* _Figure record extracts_
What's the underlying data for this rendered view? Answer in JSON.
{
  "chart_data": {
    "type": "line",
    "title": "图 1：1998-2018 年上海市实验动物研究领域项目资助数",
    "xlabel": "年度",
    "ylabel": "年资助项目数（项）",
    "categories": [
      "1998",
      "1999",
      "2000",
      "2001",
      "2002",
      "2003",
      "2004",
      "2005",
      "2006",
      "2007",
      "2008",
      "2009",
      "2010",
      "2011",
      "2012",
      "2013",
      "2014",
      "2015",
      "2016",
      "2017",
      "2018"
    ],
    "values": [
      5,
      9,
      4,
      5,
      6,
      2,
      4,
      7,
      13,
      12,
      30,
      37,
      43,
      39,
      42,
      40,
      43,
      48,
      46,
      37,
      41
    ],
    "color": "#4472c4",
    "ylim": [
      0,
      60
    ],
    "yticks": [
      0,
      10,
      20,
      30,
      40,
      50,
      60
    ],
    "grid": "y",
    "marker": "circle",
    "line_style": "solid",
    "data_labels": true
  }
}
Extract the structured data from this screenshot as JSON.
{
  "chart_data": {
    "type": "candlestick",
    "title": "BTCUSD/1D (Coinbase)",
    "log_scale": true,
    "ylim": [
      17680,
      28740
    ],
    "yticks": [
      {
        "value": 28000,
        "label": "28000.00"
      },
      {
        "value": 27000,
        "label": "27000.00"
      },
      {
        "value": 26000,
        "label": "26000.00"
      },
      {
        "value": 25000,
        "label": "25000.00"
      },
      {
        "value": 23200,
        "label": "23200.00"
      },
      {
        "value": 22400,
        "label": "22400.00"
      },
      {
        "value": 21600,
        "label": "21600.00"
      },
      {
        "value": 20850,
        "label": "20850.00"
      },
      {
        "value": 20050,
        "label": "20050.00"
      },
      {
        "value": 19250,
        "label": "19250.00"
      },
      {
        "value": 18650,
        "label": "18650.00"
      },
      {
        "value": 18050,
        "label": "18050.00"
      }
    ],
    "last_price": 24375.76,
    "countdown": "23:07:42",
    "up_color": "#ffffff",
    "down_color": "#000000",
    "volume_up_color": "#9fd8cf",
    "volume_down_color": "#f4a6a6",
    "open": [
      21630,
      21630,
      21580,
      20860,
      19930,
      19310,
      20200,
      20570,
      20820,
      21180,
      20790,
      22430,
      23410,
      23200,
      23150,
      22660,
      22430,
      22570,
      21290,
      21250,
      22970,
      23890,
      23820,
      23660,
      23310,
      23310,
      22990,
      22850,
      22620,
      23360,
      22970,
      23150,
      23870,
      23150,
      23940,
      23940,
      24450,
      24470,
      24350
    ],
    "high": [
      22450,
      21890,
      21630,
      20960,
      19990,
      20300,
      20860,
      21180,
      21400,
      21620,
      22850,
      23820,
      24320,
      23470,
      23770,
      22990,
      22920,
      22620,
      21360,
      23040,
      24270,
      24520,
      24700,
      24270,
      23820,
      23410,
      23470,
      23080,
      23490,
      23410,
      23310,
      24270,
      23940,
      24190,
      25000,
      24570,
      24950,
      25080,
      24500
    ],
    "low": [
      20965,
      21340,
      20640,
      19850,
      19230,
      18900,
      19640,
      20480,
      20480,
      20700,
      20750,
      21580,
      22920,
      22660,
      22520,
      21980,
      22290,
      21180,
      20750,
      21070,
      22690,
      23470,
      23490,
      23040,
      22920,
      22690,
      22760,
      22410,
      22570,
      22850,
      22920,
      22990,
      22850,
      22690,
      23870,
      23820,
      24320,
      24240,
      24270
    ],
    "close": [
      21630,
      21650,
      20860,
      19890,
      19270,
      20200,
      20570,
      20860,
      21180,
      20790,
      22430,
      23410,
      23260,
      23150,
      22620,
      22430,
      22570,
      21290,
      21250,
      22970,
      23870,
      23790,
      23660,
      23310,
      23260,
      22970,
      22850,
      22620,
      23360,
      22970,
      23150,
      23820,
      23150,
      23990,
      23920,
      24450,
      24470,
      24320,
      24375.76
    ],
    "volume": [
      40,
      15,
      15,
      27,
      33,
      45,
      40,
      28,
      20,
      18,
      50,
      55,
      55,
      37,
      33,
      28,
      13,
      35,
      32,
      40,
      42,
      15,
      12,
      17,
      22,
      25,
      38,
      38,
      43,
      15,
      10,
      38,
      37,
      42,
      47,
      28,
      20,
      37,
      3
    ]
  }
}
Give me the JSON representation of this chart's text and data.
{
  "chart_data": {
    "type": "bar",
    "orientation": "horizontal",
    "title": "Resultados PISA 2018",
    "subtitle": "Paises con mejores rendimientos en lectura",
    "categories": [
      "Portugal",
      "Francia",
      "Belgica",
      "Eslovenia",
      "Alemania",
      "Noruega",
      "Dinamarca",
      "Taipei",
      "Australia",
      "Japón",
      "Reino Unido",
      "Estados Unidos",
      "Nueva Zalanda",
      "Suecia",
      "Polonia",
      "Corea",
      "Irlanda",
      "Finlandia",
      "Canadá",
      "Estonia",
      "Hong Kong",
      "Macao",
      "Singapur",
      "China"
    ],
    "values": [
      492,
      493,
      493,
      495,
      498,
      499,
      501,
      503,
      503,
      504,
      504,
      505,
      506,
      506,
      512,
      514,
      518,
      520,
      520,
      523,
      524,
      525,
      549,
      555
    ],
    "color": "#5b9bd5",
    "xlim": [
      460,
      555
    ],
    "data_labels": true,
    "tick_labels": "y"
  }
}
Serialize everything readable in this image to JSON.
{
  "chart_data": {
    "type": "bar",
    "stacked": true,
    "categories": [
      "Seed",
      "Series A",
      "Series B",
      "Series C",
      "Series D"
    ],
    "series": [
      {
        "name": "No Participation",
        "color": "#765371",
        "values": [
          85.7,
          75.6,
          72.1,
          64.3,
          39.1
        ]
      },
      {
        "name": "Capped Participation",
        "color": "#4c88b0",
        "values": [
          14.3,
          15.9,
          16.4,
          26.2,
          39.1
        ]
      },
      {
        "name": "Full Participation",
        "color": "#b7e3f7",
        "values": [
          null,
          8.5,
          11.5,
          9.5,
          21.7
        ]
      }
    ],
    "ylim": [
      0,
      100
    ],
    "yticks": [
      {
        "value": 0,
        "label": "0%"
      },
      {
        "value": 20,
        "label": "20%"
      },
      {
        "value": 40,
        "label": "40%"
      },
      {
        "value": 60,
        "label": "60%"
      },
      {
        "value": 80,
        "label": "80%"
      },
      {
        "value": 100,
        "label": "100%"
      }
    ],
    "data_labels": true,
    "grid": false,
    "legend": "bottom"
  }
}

* _YOUR TASK_
Give the number of lines in the listing above that hold the string "JSON", with nothing else.

* _THE COMPLETED TASK_
4